Directions
Each line of the records below that holds "informed" should be copied out.

[Records of document pages and text]
= Beginning of Section =

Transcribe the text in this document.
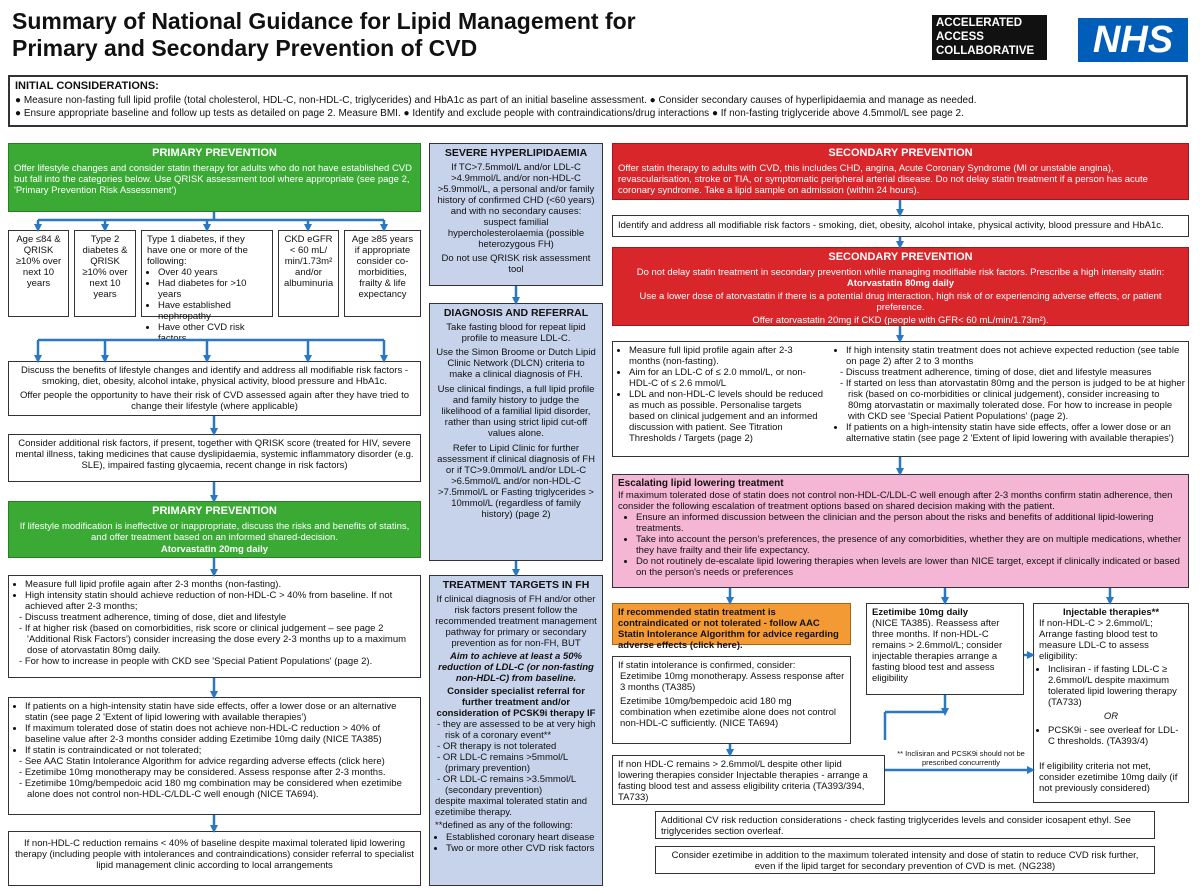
Summary of National Guidance for Lipid Management for
Primary and Secondary Prevention of CVD
ACCELERATED
ACCESS
COLLABORATIVE	NHS
INITIAL CONSIDERATIONS:
● Measure non-fasting full lipid profile (total cholesterol, HDL-C, non-HDL-C, triglycerides) and HbA1c as part of an initial baseline assessment. ● Consider secondary causes of hyperlipidaemia and manage as needed.
● Ensure appropriate baseline and follow up tests as detailed on page 2. Measure BMI. ● Identify and exclude people with contraindications/drug interactions ● If non-fasting triglyceride above 4.5mmol/L see page 2.
PRIMARY PREVENTION
Offer lifestyle changes and consider statin therapy for adults who do not have established CVD but fall into the categories below. Use QRISK assessment tool where appropriate (see page 2, 'Primary Prevention Risk Assessment')
Age ≤84 & QRISK ≥10% over next 10 years
Type 2 diabetes & QRISK ≥10% over next 10 years
Type 1 diabetes, if they have one or more of the following:
• Over 40 years
• Had diabetes for >10 years
• Have established nephropathy
• Have other CVD risk factors
CKD eGFR < 60 mL/ min/1.73m² and/or albuminuria
Age ≥85 years if appropriate consider co-morbidities, frailty & life expectancy
Discuss the benefits of lifestyle changes and identify and address all modifiable risk factors - smoking, diet, obesity, alcohol intake, physical activity, blood pressure and HbA1c.
Offer people the opportunity to have their risk of CVD assessed again after they have tried to change their lifestyle (where applicable)
Consider additional risk factors, if present, together with QRISK score (treated for HIV, severe mental illness, taking medicines that cause dyslipidaemia, systemic inflammatory disorder (e.g. SLE), impaired fasting glycaemia, recent change in risk factors)
PRIMARY PREVENTION
If lifestyle modification is ineffective or inappropriate, discuss the risks and benefits of statins, and offer treatment based on an informed shared-decision.
Atorvastatin 20mg daily
• Measure full lipid profile again after 2-3 months (non-fasting).
• High intensity statin should achieve reduction of non-HDL-C > 40% from baseline. If not achieved after 2-3 months;
- Discuss treatment adherence, timing of dose, diet and lifestyle
- If at higher risk (based on comorbidities, risk score or clinical judgement – see page 2 'Additional Risk Factors') consider increasing the dose every 2-3 months up to a maximum dose of atorvastatin 80mg daily.
- For how to increase in people with CKD see 'Special Patient Populations' (page 2).
• If patients on a high-intensity statin have side effects, offer a lower dose or an alternative statin (see page 2 'Extent of lipid lowering with available therapies')
• If maximum tolerated dose of statin does not achieve non-HDL-C reduction > 40% of baseline value after 2-3 months consider adding Ezetimibe 10mg daily (NICE TA385)
• If statin is contraindicated or not tolerated;
- See AAC Statin Intolerance Algorithm for advice regarding adverse effects (click here)
- Ezetimibe 10mg monotherapy may be considered. Assess response after 2-3 months.
- Ezetimibe 10mg/bempedoic acid 180 mg combination may be considered when ezetimibe alone does not control non-HDL-C/LDL-C well enough (NICE TA694).
If non-HDL-C reduction remains < 40% of baseline despite maximal tolerated lipid lowering therapy (including people with intolerances and contraindications) consider referral to specialist lipid management clinic according to local arrangements
SEVERE HYPERLIPIDAEMIA
If TC>7.5mmol/L and/or LDL-C >4.9mmol/L and/or non-HDL-C >5.9mmol/L, a personal and/or family history of confirmed CHD (<60 years) and with no secondary causes: suspect familial hypercholesterolaemia (possible heterozygous FH)
Do not use QRISK risk assessment tool
DIAGNOSIS AND REFERRAL
Take fasting blood for repeat lipid profile to measure LDL-C.
Use the Simon Broome or Dutch Lipid Clinic Network (DLCN) criteria to make a clinical diagnosis of FH.
Use clinical findings, a full lipid profile and family history to judge the likelihood of a familial lipid disorder, rather than using strict lipid cut-off values alone.
Refer to Lipid Clinic for further assessment if clinical diagnosis of FH or if TC>9.0mmol/L and/or LDL-C >6.5mmol/L and/or non-HDL-C >7.5mmol/L or Fasting triglycerides > 10mmol/L (regardless of family history) (page 2)
TREATMENT TARGETS IN FH
If clinical diagnosis of FH and/or other risk factors present follow the recommended treatment management pathway for primary or secondary prevention as for non-FH, BUT
Aim to achieve at least a 50% reduction of LDL-C (or non-fasting non-HDL-C) from baseline.
Consider specialist referral for further treatment and/or consideration of PCSK9i therapy IF
- they are assessed to be at very high risk of a coronary event**
- OR therapy is not tolerated
- OR LDL-C remains >5mmol/L (primary prevention)
- OR LDL-C remains >3.5mmol/L (secondary prevention)
despite maximal tolerated statin and ezetimibe therapy.
**defined as any of the following:
• Established coronary heart disease
• Two or more other CVD risk factors
SECONDARY PREVENTION
Offer statin therapy to adults with CVD, this includes CHD, angina, Acute Coronary Syndrome (MI or unstable angina), revascularisation, stroke or TIA, or symptomatic peripheral arterial disease. Do not delay statin treatment if a person has acute coronary syndrome. Take a lipid sample on admission (within 24 hours).
Identify and address all modifiable risk factors - smoking, diet, obesity, alcohol intake, physical activity, blood pressure and HbA1c.
SECONDARY PREVENTION
Do not delay statin treatment in secondary prevention while managing modifiable risk factors. Prescribe a high intensity statin:
Atorvastatin 80mg daily
Use a lower dose of atorvastatin if there is a potential drug interaction, high risk of or experiencing adverse effects, or patient preference.
Offer atorvastatin 20mg if CKD (people with GFR< 60 mL/min/1.73m²).
• Measure full lipid profile again after 2-3 months (non-fasting).
• Aim for an LDL-C of ≤ 2.0 mmol/L, or non-HDL-C of ≤ 2.6 mmol/L
• LDL and non-HDL-C levels should be reduced as much as possible. Personalise targets based on clinical judgement and an informed discussion with patient. See Titration Thresholds / Targets (page 2)
• If high intensity statin treatment does not achieve expected reduction (see table on page 2) after 2 to 3 months
- Discuss treatment adherence, timing of dose, diet and lifestyle measures
- If started on less than atorvastatin 80mg and the person is judged to be at higher risk (based on co-morbidities or clinical judgement), consider increasing to 80mg atorvastatin or maximally tolerated dose. For how to increase in people with CKD see 'Special Patient Populations' (page 2).
• If patients on a high-intensity statin have side effects, offer a lower dose or an alternative statin (see page 2 'Extent of lipid lowering with available therapies')
Escalating lipid lowering treatment
If maximum tolerated dose of statin does not control non-HDL-C/LDL-C well enough after 2-3 months confirm statin adherence, then consider the following escalation of treatment options based on shared decision making with the patient.
• Ensure an informed discussion between the clinician and the person about the risks and benefits of additional lipid-lowering treatments.
• Take into account the person's preferences, the presence of any comorbidities, whether they are on multiple medications, whether they have frailty and their life expectancy.
• Do not routinely de-escalate lipid lowering therapies when levels are lower than NICE target, except if clinically indicated or based on the person's needs or preferences
If recommended statin treatment is contraindicated or not tolerated - follow AAC Statin Intolerance Algorithm for advice regarding adverse effects (click here).
If statin intolerance is confirmed, consider:
Ezetimibe 10mg monotherapy. Assess response after 3 months (TA385)
Ezetimibe 10mg/bempedoic acid 180 mg combination when ezetimibe alone does not control non-HDL-C sufficiently. (NICE TA694)
Ezetimibe 10mg daily
(NICE TA385). Reassess after three months. If non-HDL-C remains > 2.6mmol/L; consider injectable therapies arrange a fasting blood test and assess eligibility
** Inclisiran and PCSK9i should not be prescribed concurrently
Injectable therapies**
If non-HDL-C > 2.6mmol/L; Arrange fasting blood test to measure LDL-C to assess eligibility:
• Inclisiran - if fasting LDL-C ≥ 2.6mmol/L despite maximum tolerated lipid lowering therapy (TA733)
OR
• PCSK9i - see overleaf for LDL-C thresholds. (TA393/4)
If eligibility criteria not met, consider ezetimibe 10mg daily (if not previously considered)
If non HDL-C remains > 2.6mmol/L despite other lipid lowering therapies consider Injectable therapies - arrange a fasting blood test and assess eligibility criteria (TA393/394, TA733)
Additional CV risk reduction considerations - check fasting triglycerides levels and consider icosapent ethyl. See triglycerides section overleaf.
Consider ezetimibe in addition to the maximum tolerated intensity and dose of statin to reduce CVD risk further, even if the lipid target for secondary prevention of CVD is met. (NG238)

= End of Section =

Written response
If lifestyle modification is ineffective or inappropriate, discuss the risks and benefits of statins, and offer treatment based on an informed shared-decision.
• LDL and non-HDL-C levels should be reduced as much as possible. Personalise targets based on clinical judgement and an informed discussion with patient. See Titration Thresholds / Targets (page 2)
• Ensure an informed discussion between the clinician and the person about the risks and benefits of additional lipid-lowering treatments.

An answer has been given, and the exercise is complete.